** Start of Raw data **

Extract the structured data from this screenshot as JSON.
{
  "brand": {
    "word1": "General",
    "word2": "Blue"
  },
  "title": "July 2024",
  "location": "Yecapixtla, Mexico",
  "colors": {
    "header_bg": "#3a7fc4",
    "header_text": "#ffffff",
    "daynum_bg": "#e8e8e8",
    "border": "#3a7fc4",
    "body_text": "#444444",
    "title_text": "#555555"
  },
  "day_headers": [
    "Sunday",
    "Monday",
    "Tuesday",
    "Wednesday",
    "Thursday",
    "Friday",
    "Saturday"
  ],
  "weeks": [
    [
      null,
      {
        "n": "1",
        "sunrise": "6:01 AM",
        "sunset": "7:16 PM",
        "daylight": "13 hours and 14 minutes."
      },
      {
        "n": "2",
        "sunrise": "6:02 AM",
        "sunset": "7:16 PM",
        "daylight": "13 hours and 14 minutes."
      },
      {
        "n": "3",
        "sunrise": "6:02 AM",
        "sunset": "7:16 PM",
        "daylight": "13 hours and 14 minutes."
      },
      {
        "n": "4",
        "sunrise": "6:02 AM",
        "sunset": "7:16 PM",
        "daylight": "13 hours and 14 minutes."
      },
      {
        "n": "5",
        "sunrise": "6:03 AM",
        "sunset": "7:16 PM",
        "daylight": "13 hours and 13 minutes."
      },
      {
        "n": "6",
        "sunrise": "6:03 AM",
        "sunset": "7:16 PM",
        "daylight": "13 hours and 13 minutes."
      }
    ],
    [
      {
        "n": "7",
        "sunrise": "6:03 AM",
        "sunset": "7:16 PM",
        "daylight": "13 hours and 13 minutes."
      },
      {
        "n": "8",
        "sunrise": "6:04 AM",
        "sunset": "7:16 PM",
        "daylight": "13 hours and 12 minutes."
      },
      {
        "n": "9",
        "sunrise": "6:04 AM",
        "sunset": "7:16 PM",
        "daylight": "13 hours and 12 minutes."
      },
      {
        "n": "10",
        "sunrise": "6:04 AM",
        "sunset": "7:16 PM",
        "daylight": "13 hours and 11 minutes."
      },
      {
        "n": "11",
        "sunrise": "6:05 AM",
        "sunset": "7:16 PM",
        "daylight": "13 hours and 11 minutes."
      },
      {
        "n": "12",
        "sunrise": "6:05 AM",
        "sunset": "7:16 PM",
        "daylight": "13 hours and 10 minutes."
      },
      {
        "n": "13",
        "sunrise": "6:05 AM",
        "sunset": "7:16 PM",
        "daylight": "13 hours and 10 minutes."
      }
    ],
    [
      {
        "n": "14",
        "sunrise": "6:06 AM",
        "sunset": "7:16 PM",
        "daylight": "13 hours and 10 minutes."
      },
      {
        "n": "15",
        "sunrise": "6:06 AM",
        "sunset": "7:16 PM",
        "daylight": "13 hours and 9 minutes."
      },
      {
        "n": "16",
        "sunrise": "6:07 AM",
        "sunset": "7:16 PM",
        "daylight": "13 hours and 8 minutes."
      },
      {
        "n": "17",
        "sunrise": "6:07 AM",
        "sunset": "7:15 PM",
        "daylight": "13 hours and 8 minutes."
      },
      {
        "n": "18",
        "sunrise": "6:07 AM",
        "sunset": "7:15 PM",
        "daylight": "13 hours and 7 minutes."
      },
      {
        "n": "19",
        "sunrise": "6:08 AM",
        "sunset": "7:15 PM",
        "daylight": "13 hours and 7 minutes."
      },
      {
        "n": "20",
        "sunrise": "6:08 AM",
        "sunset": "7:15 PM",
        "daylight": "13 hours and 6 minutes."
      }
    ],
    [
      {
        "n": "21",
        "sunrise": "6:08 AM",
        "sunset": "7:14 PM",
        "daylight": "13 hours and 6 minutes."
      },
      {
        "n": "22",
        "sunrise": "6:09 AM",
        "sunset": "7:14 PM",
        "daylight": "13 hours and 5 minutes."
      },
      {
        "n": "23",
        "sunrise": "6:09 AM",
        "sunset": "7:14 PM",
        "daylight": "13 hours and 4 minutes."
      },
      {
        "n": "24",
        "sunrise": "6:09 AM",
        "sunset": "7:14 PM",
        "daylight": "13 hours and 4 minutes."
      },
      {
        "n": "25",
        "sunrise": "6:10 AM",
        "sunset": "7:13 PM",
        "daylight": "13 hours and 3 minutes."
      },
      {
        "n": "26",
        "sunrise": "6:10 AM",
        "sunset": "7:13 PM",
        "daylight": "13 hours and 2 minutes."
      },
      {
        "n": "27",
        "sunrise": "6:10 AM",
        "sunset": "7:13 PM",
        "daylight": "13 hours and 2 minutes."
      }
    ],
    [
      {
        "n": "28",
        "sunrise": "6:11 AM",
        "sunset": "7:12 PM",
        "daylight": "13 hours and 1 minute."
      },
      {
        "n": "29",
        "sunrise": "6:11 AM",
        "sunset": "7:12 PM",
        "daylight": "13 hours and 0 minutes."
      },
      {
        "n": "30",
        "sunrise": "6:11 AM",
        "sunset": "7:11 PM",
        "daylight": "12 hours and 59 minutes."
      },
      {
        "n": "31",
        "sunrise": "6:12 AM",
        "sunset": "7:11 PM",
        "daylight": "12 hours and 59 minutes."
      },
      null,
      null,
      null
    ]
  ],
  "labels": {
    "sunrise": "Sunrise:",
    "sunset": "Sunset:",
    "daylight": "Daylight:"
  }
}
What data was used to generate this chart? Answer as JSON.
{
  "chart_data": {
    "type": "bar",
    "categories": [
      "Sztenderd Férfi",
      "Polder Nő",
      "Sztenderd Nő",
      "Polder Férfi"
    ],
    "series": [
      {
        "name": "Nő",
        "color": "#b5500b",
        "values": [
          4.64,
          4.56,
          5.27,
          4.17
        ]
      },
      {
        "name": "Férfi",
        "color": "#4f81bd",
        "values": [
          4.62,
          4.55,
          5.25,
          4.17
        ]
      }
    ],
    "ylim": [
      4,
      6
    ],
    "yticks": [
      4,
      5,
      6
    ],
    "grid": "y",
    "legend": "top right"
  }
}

** End of Raw data **

Short exercise:
Reproduce every line of the material above exactly.

Exercise answer:
Extract the structured data from this screenshot as JSON.
{
  "brand": {
    "word1": "General",
    "word2": "Blue"
  },
  "title": "July 2024",
  "location": "Yecapixtla, Mexico",
  "colors": {
    "header_bg": "#3a7fc4",
    "header_text": "#ffffff",
    "daynum_bg": "#e8e8e8",
    "border": "#3a7fc4",
    "body_text": "#444444",
    "title_text": "#555555"
  },
  "day_headers": [
    "Sunday",
    "Monday",
    "Tuesday",
    "Wednesday",
    "Thursday",
    "Friday",
    "Saturday"
  ],
  "weeks": [
    [
      null,
      {
        "n": "1",
        "sunrise": "6:01 AM",
        "sunset": "7:16 PM",
        "daylight": "13 hours and 14 minutes."
      },
      {
        "n": "2",
        "sunrise": "6:02 AM",
        "sunset": "7:16 PM",
        "daylight": "13 hours and 14 minutes."
      },
      {
        "n": "3",
        "sunrise": "6:02 AM",
        "sunset": "7:16 PM",
        "daylight": "13 hours and 14 minutes."
      },
      {
        "n": "4",
        "sunrise": "6:02 AM",
        "sunset": "7:16 PM",
        "daylight": "13 hours and 14 minutes."
      },
      {
        "n": "5",
        "sunrise": "6:03 AM",
        "sunset": "7:16 PM",
        "daylight": "13 hours and 13 minutes."
      },
      {
        "n": "6",
        "sunrise": "6:03 AM",
        "sunset": "7:16 PM",
        "daylight": "13 hours and 13 minutes."
      }
    ],
    [
      {
        "n": "7",
        "sunrise": "6:03 AM",
        "sunset": "7:16 PM",
        "daylight": "13 hours and 13 minutes."
      },
      {
        "n": "8",
        "sunrise": "6:04 AM",
        "sunset": "7:16 PM",
        "daylight": "13 hours and 12 minutes."
      },
      {
        "n": "9",
        "sunrise": "6:04 AM",
        "sunset": "7:16 PM",
        "daylight": "13 hours and 12 minutes."
      },
      {
        "n": "10",
        "sunrise": "6:04 AM",
        "sunset": "7:16 PM",
        "daylight": "13 hours and 11 minutes."
      },
      {
        "n": "11",
        "sunrise": "6:05 AM",
        "sunset": "7:16 PM",
        "daylight": "13 hours and 11 minutes."
      },
      {
        "n": "12",
        "sunrise": "6:05 AM",
        "sunset": "7:16 PM",
        "daylight": "13 hours and 10 minutes."
      },
      {
        "n": "13",
        "sunrise": "6:05 AM",
        "sunset": "7:16 PM",
        "daylight": "13 hours and 10 minutes."
      }
    ],
    [
      {
        "n": "14",
        "sunrise": "6:06 AM",
        "sunset": "7:16 PM",
        "daylight": "13 hours and 10 minutes."
      },
      {
        "n": "15",
        "sunrise": "6:06 AM",
        "sunset": "7:16 PM",
        "daylight": "13 hours and 9 minutes."
      },
      {
        "n": "16",
        "sunrise": "6:07 AM",
        "sunset": "7:16 PM",
        "daylight": "13 hours and 8 minutes."
      },
      {
        "n": "17",
        "sunrise": "6:07 AM",
        "sunset": "7:15 PM",
        "daylight": "13 hours and 8 minutes."
      },
      {
        "n": "18",
        "sunrise": "6:07 AM",
        "sunset": "7:15 PM",
        "daylight": "13 hours and 7 minutes."
      },
      {
        "n": "19",
        "sunrise": "6:08 AM",
        "sunset": "7:15 PM",
        "daylight": "13 hours and 7 minutes."
      },
      {
        "n": "20",
        "sunrise": "6:08 AM",
        "sunset": "7:15 PM",
        "daylight": "13 hours and 6 minutes."
      }
    ],
    [
      {
        "n": "21",
        "sunrise": "6:08 AM",
        "sunset": "7:14 PM",
        "daylight": "13 hours and 6 minutes."
      },
      {
        "n": "22",
        "sunrise": "6:09 AM",
        "sunset": "7:14 PM",
        "daylight": "13 hours and 5 minutes."
      },
      {
        "n": "23",
        "sunrise": "6:09 AM",
        "sunset": "7:14 PM",
        "daylight": "13 hours and 4 minutes."
      },
      {
        "n": "24",
        "sunrise": "6:09 AM",
        "sunset": "7:14 PM",
        "daylight": "13 hours and 4 minutes."
      },
      {
        "n": "25",
        "sunrise": "6:10 AM",
        "sunset": "7:13 PM",
        "daylight": "13 hours and 3 minutes."
      },
      {
        "n": "26",
        "sunrise": "6:10 AM",
        "sunset": "7:13 PM",
        "daylight": "13 hours and 2 minutes."
      },
      {
        "n": "27",
        "sunrise": "6:10 AM",
        "sunset": "7:13 PM",
        "daylight": "13 hours and 2 minutes."
      }
    ],
    [
      {
        "n": "28",
        "sunrise": "6:11 AM",
        "sunset": "7:12 PM",
        "daylight": "13 hours and 1 minute."
      },
      {
        "n": "29",
        "sunrise": "6:11 AM",
        "sunset": "7:12 PM",
        "daylight": "13 hours and 0 minutes."
      },
      {
        "n": "30",
        "sunrise": "6:11 AM",
        "sunset": "7:11 PM",
        "daylight": "12 hours and 59 minutes."
      },
      {
        "n": "31",
        "sunrise": "6:12 AM",
        "sunset": "7:11 PM",
        "daylight": "12 hours and 59 minutes."
      },
      null,
      null,
      null
    ]
  ],
  "labels": {
    "sunrise": "Sunrise:",
    "sunset": "Sunset:",
    "daylight": "Daylight:"
  }
}
What data was used to generate this chart? Answer as JSON.
{
  "chart_data": {
    "type": "bar",
    "categories": [
      "Sztenderd Férfi",
      "Polder Nő",
      "Sztenderd Nő",
      "Polder Férfi"
    ],
    "series": [
      {
        "name": "Nő",
        "color": "#b5500b",
        "values": [
          4.64,
          4.56,
          5.27,
          4.17
        ]
      },
      {
        "name": "Férfi",
        "color": "#4f81bd",
        "values": [
          4.62,
          4.55,
          5.25,
          4.17
        ]
      }
    ],
    "ylim": [
      4,
      6
    ],
    "yticks": [
      4,
      5,
      6
    ],
    "grid": "y",
    "legend": "top right"
  }
}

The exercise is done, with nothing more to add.